*The records:*
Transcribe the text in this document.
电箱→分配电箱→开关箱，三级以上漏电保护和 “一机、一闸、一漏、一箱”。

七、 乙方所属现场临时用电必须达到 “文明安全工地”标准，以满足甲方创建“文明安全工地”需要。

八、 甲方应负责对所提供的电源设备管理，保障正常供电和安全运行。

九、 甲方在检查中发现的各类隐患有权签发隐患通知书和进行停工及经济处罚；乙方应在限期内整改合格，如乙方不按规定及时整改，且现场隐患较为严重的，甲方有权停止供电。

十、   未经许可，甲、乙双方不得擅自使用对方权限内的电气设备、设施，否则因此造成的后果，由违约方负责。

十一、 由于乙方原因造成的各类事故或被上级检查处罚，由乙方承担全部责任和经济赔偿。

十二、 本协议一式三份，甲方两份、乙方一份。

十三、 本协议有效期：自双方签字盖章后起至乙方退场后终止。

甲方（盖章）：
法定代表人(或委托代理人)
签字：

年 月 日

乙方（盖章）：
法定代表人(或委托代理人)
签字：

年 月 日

*Written instruction:* Go through the material above line by line and copy it exactly.

*Full answer:*
Transcribe the text in this document.
电箱→分配电箱→开关箱，三级以上漏电保护和 “一机、一闸、一漏、一箱”。

七、 乙方所属现场临时用电必须达到 “文明安全工地”标准，以满足甲方创建“文明安全工地”需要。

八、 甲方应负责对所提供的电源设备管理，保障正常供电和安全运行。

九、 甲方在检查中发现的各类隐患有权签发隐患通知书和进行停工及经济处罚；乙方应在限期内整改合格，如乙方不按规定及时整改，且现场隐患较为严重的，甲方有权停止供电。

十、   未经许可，甲、乙双方不得擅自使用对方权限内的电气设备、设施，否则因此造成的后果，由违约方负责。

十一、 由于乙方原因造成的各类事故或被上级检查处罚，由乙方承担全部责任和经济赔偿。

十二、 本协议一式三份，甲方两份、乙方一份。

十三、 本协议有效期：自双方签字盖章后起至乙方退场后终止。

甲方（盖章）：
法定代表人(或委托代理人)
签字：

年 月 日

乙方（盖章）：
法定代表人(或委托代理人)
签字：

年 月 日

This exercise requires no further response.